* DIRECTIVE: Extract the lines that carry the string "volumen" from the listing.

══ DATA LISTING ══

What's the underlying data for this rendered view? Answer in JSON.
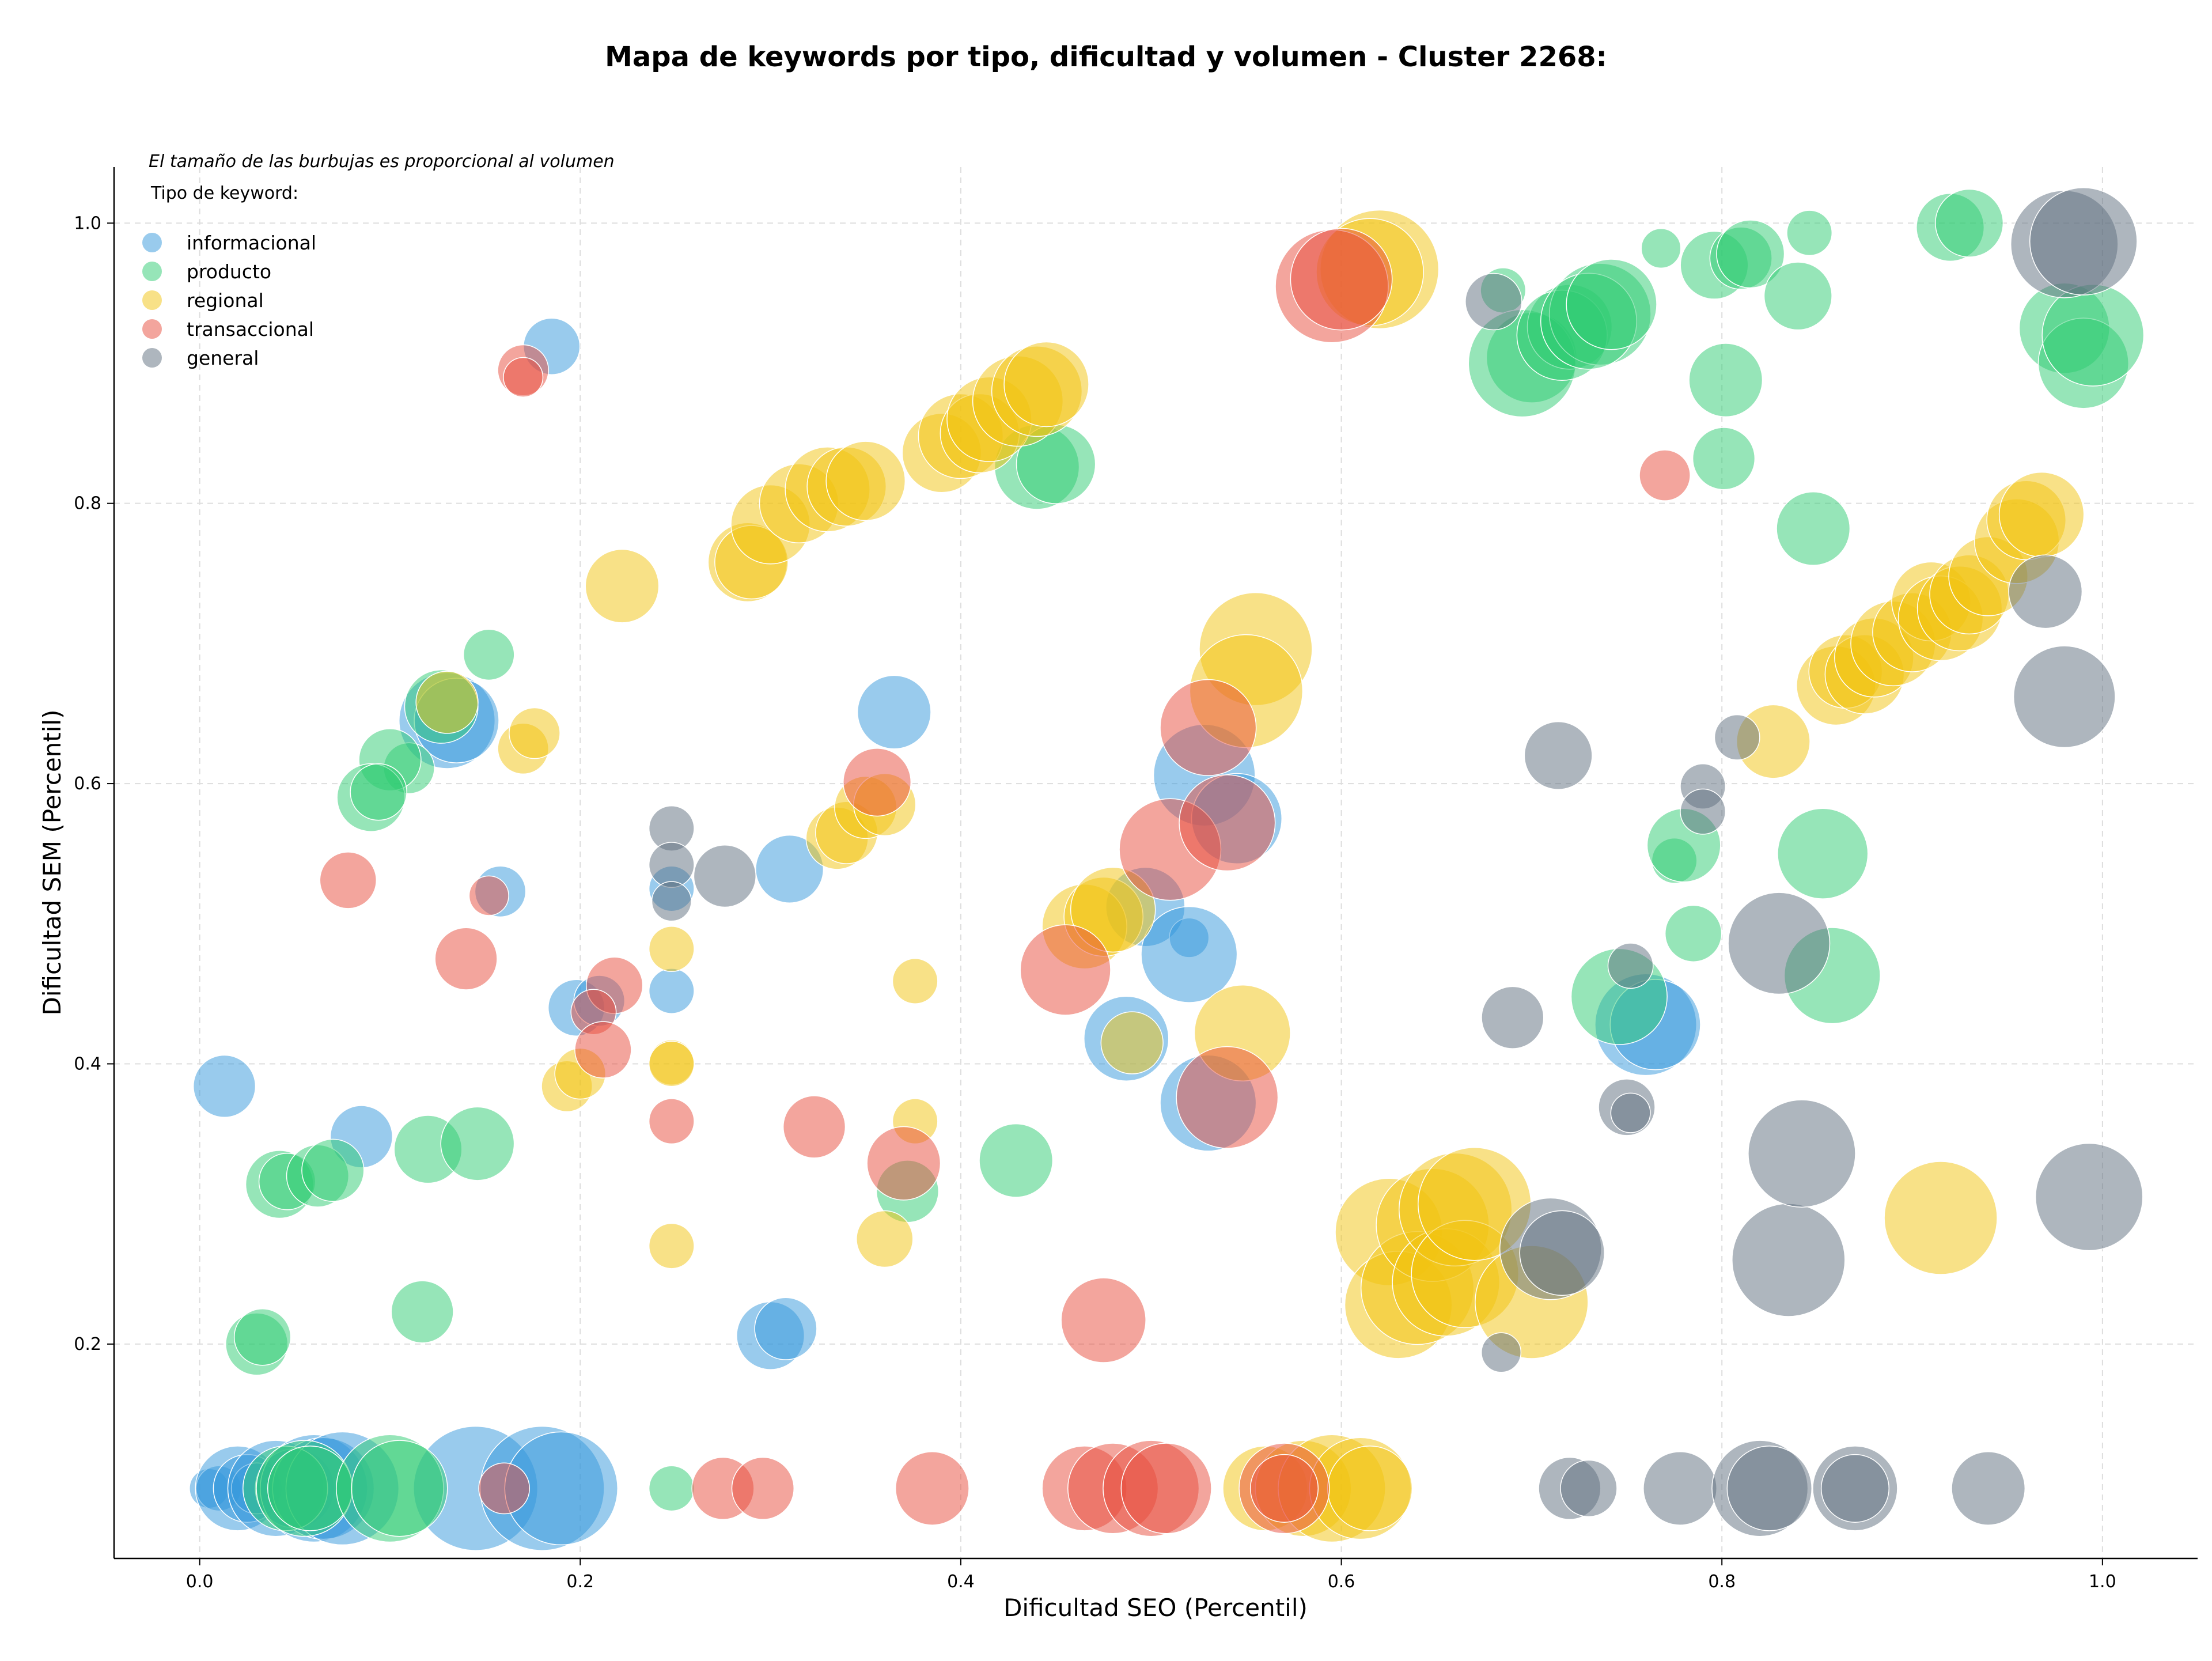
{
  "chart_data": {
    "type": "scatter",
    "title": "Mapa de keywords por tipo, dificultad y volumen - Cluster 2268:",
    "subtitle": "El tamaño de las burbujas es proporcional al volumen",
    "xlabel": "Dificultad SEO (Percentil)",
    "ylabel": "Dificultad SEM (Percentil)",
    "xlim": [
      -0.045,
      1.05
    ],
    "ylim": [
      0.047,
      1.04
    ],
    "xticks": [
      "0.0",
      "0.2",
      "0.4",
      "0.6",
      "0.8",
      "1.0"
    ],
    "yticks": [
      "0.2",
      "0.4",
      "0.6",
      "0.8",
      "1.0"
    ],
    "grid": true,
    "legend": {
      "title": "Tipo de keyword:",
      "position": "top-left"
    },
    "series": [
      {
        "name": "informacional",
        "color": "#3498db",
        "points": [
          [
            0.005,
            0.097,
            14
          ],
          [
            0.01,
            0.097,
            16
          ],
          [
            0.02,
            0.097,
            30
          ],
          [
            0.025,
            0.097,
            24
          ],
          [
            0.03,
            0.097,
            18
          ],
          [
            0.04,
            0.097,
            34
          ],
          [
            0.05,
            0.097,
            28
          ],
          [
            0.06,
            0.097,
            38
          ],
          [
            0.065,
            0.097,
            36
          ],
          [
            0.075,
            0.097,
            40
          ],
          [
            0.145,
            0.097,
            44
          ],
          [
            0.18,
            0.097,
            44
          ],
          [
            0.19,
            0.097,
            40
          ],
          [
            0.013,
            0.384,
            22
          ],
          [
            0.085,
            0.348,
            22
          ],
          [
            0.185,
            0.912,
            20
          ],
          [
            0.13,
            0.645,
            34
          ],
          [
            0.135,
            0.645,
            30
          ],
          [
            0.158,
            0.523,
            18
          ],
          [
            0.198,
            0.44,
            20
          ],
          [
            0.21,
            0.445,
            18
          ],
          [
            0.248,
            0.525,
            16
          ],
          [
            0.248,
            0.452,
            16
          ],
          [
            0.31,
            0.539,
            24
          ],
          [
            0.365,
            0.651,
            26
          ],
          [
            0.3,
            0.206,
            24
          ],
          [
            0.308,
            0.211,
            22
          ],
          [
            0.487,
            0.418,
            30
          ],
          [
            0.497,
            0.512,
            28
          ],
          [
            0.52,
            0.49,
            14
          ],
          [
            0.52,
            0.478,
            34
          ],
          [
            0.528,
            0.606,
            36
          ],
          [
            0.53,
            0.372,
            34
          ],
          [
            0.545,
            0.575,
            32
          ],
          [
            0.76,
            0.428,
            36
          ],
          [
            0.765,
            0.428,
            32
          ]
        ]
      },
      {
        "name": "producto",
        "color": "#2ecc71",
        "points": [
          [
            0.045,
            0.097,
            30
          ],
          [
            0.055,
            0.097,
            34
          ],
          [
            0.058,
            0.097,
            30
          ],
          [
            0.1,
            0.097,
            38
          ],
          [
            0.105,
            0.097,
            34
          ],
          [
            0.248,
            0.097,
            16
          ],
          [
            0.03,
            0.2,
            22
          ],
          [
            0.033,
            0.205,
            20
          ],
          [
            0.042,
            0.314,
            24
          ],
          [
            0.046,
            0.316,
            20
          ],
          [
            0.062,
            0.32,
            22
          ],
          [
            0.07,
            0.324,
            22
          ],
          [
            0.12,
            0.339,
            24
          ],
          [
            0.146,
            0.343,
            26
          ],
          [
            0.11,
            0.611,
            18
          ],
          [
            0.1,
            0.617,
            22
          ],
          [
            0.09,
            0.59,
            24
          ],
          [
            0.094,
            0.594,
            20
          ],
          [
            0.152,
            0.692,
            18
          ],
          [
            0.127,
            0.655,
            26
          ],
          [
            0.117,
            0.223,
            22
          ],
          [
            0.372,
            0.309,
            22
          ],
          [
            0.429,
            0.331,
            26
          ],
          [
            0.44,
            0.826,
            30
          ],
          [
            0.45,
            0.828,
            28
          ],
          [
            0.685,
            0.952,
            16
          ],
          [
            0.7,
            0.904,
            32
          ],
          [
            0.695,
            0.9,
            38
          ],
          [
            0.72,
            0.926,
            30
          ],
          [
            0.716,
            0.92,
            32
          ],
          [
            0.736,
            0.935,
            36
          ],
          [
            0.73,
            0.93,
            34
          ],
          [
            0.742,
            0.942,
            32
          ],
          [
            0.768,
            0.982,
            14
          ],
          [
            0.796,
            0.97,
            24
          ],
          [
            0.81,
            0.975,
            22
          ],
          [
            0.815,
            0.978,
            24
          ],
          [
            0.846,
            0.993,
            16
          ],
          [
            0.84,
            0.948,
            24
          ],
          [
            0.802,
            0.888,
            26
          ],
          [
            0.801,
            0.832,
            22
          ],
          [
            0.848,
            0.782,
            26
          ],
          [
            0.775,
            0.545,
            16
          ],
          [
            0.78,
            0.556,
            26
          ],
          [
            0.785,
            0.493,
            20
          ],
          [
            0.746,
            0.448,
            34
          ],
          [
            0.853,
            0.55,
            32
          ],
          [
            0.858,
            0.463,
            34
          ],
          [
            0.92,
            0.997,
            24
          ],
          [
            0.93,
            1.0,
            24
          ],
          [
            0.98,
            0.925,
            32
          ],
          [
            0.99,
            0.9,
            32
          ],
          [
            0.995,
            0.92,
            36
          ]
        ]
      },
      {
        "name": "regional",
        "color": "#f1c40f",
        "points": [
          [
            0.13,
            0.658,
            22
          ],
          [
            0.17,
            0.625,
            18
          ],
          [
            0.176,
            0.636,
            18
          ],
          [
            0.222,
            0.741,
            26
          ],
          [
            0.193,
            0.384,
            18
          ],
          [
            0.2,
            0.393,
            18
          ],
          [
            0.248,
            0.401,
            16
          ],
          [
            0.248,
            0.4,
            16
          ],
          [
            0.248,
            0.482,
            16
          ],
          [
            0.248,
            0.27,
            16
          ],
          [
            0.288,
            0.758,
            28
          ],
          [
            0.29,
            0.758,
            26
          ],
          [
            0.3,
            0.785,
            28
          ],
          [
            0.315,
            0.8,
            28
          ],
          [
            0.33,
            0.81,
            30
          ],
          [
            0.34,
            0.812,
            28
          ],
          [
            0.35,
            0.816,
            28
          ],
          [
            0.335,
            0.561,
            22
          ],
          [
            0.34,
            0.565,
            22
          ],
          [
            0.35,
            0.583,
            22
          ],
          [
            0.36,
            0.585,
            22
          ],
          [
            0.376,
            0.459,
            16
          ],
          [
            0.376,
            0.359,
            16
          ],
          [
            0.36,
            0.275,
            20
          ],
          [
            0.39,
            0.836,
            28
          ],
          [
            0.4,
            0.848,
            30
          ],
          [
            0.41,
            0.85,
            28
          ],
          [
            0.415,
            0.86,
            30
          ],
          [
            0.43,
            0.873,
            32
          ],
          [
            0.44,
            0.88,
            32
          ],
          [
            0.445,
            0.885,
            30
          ],
          [
            0.465,
            0.498,
            30
          ],
          [
            0.475,
            0.505,
            28
          ],
          [
            0.48,
            0.51,
            30
          ],
          [
            0.49,
            0.415,
            22
          ],
          [
            0.555,
            0.696,
            40
          ],
          [
            0.55,
            0.666,
            40
          ],
          [
            0.548,
            0.422,
            34
          ],
          [
            0.56,
            0.097,
            30
          ],
          [
            0.58,
            0.097,
            34
          ],
          [
            0.595,
            0.097,
            38
          ],
          [
            0.61,
            0.097,
            36
          ],
          [
            0.615,
            0.097,
            30
          ],
          [
            0.62,
            0.967,
            42
          ],
          [
            0.615,
            0.965,
            38
          ],
          [
            0.625,
            0.28,
            38
          ],
          [
            0.63,
            0.228,
            38
          ],
          [
            0.64,
            0.24,
            40
          ],
          [
            0.648,
            0.285,
            40
          ],
          [
            0.655,
            0.244,
            38
          ],
          [
            0.66,
            0.296,
            40
          ],
          [
            0.665,
            0.25,
            38
          ],
          [
            0.67,
            0.3,
            40
          ],
          [
            0.7,
            0.23,
            40
          ],
          [
            0.827,
            0.63,
            26
          ],
          [
            0.86,
            0.67,
            28
          ],
          [
            0.865,
            0.68,
            26
          ],
          [
            0.875,
            0.678,
            28
          ],
          [
            0.88,
            0.69,
            28
          ],
          [
            0.89,
            0.7,
            30
          ],
          [
            0.9,
            0.708,
            28
          ],
          [
            0.91,
            0.73,
            28
          ],
          [
            0.915,
            0.718,
            30
          ],
          [
            0.925,
            0.725,
            30
          ],
          [
            0.93,
            0.735,
            28
          ],
          [
            0.94,
            0.748,
            28
          ],
          [
            0.955,
            0.773,
            30
          ],
          [
            0.96,
            0.788,
            28
          ],
          [
            0.968,
            0.792,
            30
          ],
          [
            0.915,
            0.29,
            40
          ]
        ]
      },
      {
        "name": "transaccional",
        "color": "#e74c3c",
        "points": [
          [
            0.16,
            0.097,
            18
          ],
          [
            0.275,
            0.097,
            22
          ],
          [
            0.296,
            0.097,
            22
          ],
          [
            0.385,
            0.097,
            26
          ],
          [
            0.465,
            0.097,
            30
          ],
          [
            0.48,
            0.097,
            32
          ],
          [
            0.5,
            0.097,
            34
          ],
          [
            0.508,
            0.097,
            32
          ],
          [
            0.57,
            0.097,
            32
          ],
          [
            0.57,
            0.097,
            24
          ],
          [
            0.17,
            0.895,
            18
          ],
          [
            0.17,
            0.89,
            14
          ],
          [
            0.078,
            0.531,
            20
          ],
          [
            0.152,
            0.52,
            14
          ],
          [
            0.14,
            0.475,
            22
          ],
          [
            0.218,
            0.456,
            20
          ],
          [
            0.207,
            0.437,
            16
          ],
          [
            0.212,
            0.41,
            20
          ],
          [
            0.248,
            0.359,
            16
          ],
          [
            0.323,
            0.355,
            22
          ],
          [
            0.37,
            0.329,
            26
          ],
          [
            0.356,
            0.601,
            24
          ],
          [
            0.455,
            0.467,
            32
          ],
          [
            0.53,
            0.64,
            34
          ],
          [
            0.51,
            0.553,
            36
          ],
          [
            0.54,
            0.572,
            34
          ],
          [
            0.54,
            0.376,
            36
          ],
          [
            0.595,
            0.955,
            40
          ],
          [
            0.6,
            0.96,
            36
          ],
          [
            0.77,
            0.82,
            18
          ],
          [
            0.475,
            0.217,
            30
          ]
        ]
      },
      {
        "name": "general",
        "color": "#5d6d7e",
        "points": [
          [
            0.248,
            0.568,
            16
          ],
          [
            0.248,
            0.542,
            16
          ],
          [
            0.248,
            0.516,
            14
          ],
          [
            0.276,
            0.534,
            22
          ],
          [
            0.68,
            0.944,
            20
          ],
          [
            0.684,
            0.194,
            14
          ],
          [
            0.69,
            0.433,
            22
          ],
          [
            0.714,
            0.62,
            24
          ],
          [
            0.71,
            0.268,
            36
          ],
          [
            0.716,
            0.265,
            30
          ],
          [
            0.72,
            0.097,
            22
          ],
          [
            0.73,
            0.097,
            20
          ],
          [
            0.75,
            0.369,
            20
          ],
          [
            0.752,
            0.365,
            14
          ],
          [
            0.752,
            0.47,
            16
          ],
          [
            0.778,
            0.097,
            26
          ],
          [
            0.808,
            0.633,
            16
          ],
          [
            0.79,
            0.598,
            16
          ],
          [
            0.79,
            0.58,
            16
          ],
          [
            0.82,
            0.097,
            34
          ],
          [
            0.825,
            0.097,
            30
          ],
          [
            0.83,
            0.486,
            36
          ],
          [
            0.835,
            0.26,
            40
          ],
          [
            0.842,
            0.336,
            38
          ],
          [
            0.87,
            0.097,
            30
          ],
          [
            0.87,
            0.097,
            24
          ],
          [
            0.94,
            0.097,
            26
          ],
          [
            0.97,
            0.737,
            26
          ],
          [
            0.98,
            0.662,
            36
          ],
          [
            0.98,
            0.985,
            38
          ],
          [
            0.99,
            0.987,
            38
          ],
          [
            0.993,
            0.305,
            38
          ]
        ]
      }
    ]
  }
}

═══

* OUTPUT FOR THIS TASK:
    "title": "Mapa de keywords por tipo, dificultad y volumen - Cluster 2268:",
    "subtitle": "El tamaño de las burbujas es proporcional al volumen",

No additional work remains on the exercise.